-- Begin Input for this task --

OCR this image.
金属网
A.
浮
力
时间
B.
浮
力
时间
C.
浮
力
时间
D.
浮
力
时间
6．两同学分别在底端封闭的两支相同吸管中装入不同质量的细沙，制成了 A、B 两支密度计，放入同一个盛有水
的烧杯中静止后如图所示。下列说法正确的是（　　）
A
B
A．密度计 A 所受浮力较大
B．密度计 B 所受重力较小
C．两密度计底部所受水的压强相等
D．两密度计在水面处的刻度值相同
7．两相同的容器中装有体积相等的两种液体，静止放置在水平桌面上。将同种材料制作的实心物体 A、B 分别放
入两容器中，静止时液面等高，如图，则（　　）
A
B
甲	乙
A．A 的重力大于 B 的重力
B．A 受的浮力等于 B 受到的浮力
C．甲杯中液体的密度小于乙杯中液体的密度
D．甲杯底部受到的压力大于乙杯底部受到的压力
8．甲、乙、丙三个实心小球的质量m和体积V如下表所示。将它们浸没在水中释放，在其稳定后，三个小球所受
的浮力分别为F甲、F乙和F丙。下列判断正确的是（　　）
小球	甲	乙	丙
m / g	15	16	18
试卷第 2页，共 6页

-- End Input for this task --
-- Begin Input for this task --

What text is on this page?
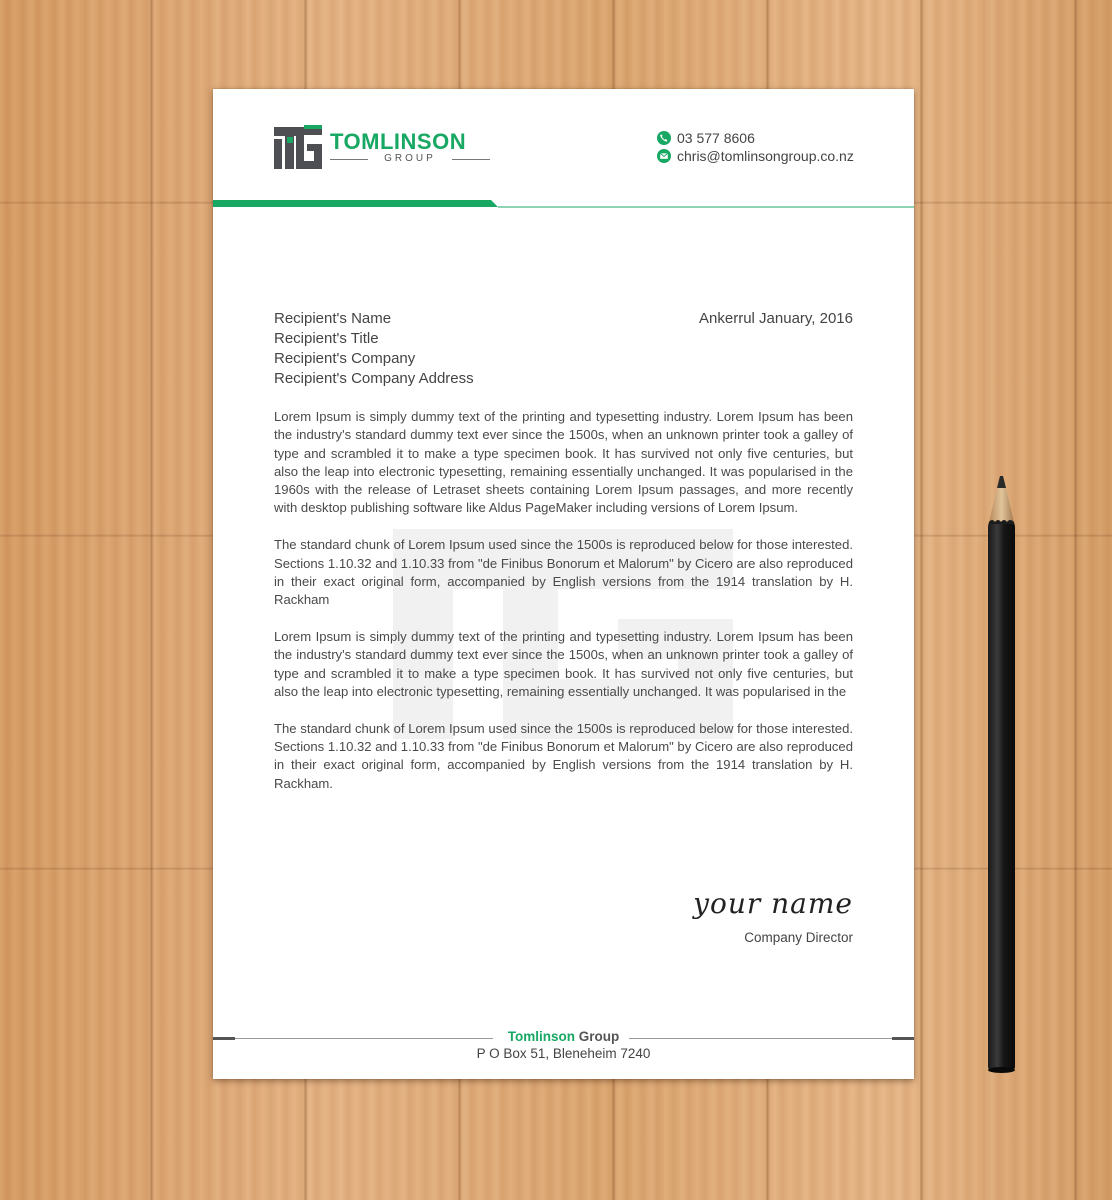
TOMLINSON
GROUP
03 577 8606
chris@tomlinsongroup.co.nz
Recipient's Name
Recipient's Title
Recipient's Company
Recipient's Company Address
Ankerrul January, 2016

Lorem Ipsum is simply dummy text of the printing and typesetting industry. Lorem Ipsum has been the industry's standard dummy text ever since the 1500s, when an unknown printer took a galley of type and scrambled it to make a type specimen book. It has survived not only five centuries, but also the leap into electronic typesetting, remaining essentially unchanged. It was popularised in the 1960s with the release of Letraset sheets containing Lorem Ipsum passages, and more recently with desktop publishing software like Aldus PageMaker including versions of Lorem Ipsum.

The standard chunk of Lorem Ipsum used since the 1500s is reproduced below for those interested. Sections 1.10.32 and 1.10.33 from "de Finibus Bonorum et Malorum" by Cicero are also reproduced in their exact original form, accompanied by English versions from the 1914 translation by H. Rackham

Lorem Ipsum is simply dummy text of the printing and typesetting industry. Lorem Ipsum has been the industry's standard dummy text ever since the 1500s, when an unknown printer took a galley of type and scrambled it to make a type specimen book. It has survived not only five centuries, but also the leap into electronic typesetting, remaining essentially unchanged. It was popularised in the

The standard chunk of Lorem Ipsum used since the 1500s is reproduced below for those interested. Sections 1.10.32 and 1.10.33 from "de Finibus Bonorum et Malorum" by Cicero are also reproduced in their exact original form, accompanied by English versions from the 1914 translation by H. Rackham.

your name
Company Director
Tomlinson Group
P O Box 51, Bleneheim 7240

-- End Input for this task --

**Requirement**
Within the listing above, work out how many lines contain the string "ever", and reply with that number only.

**Output of the exercise**
2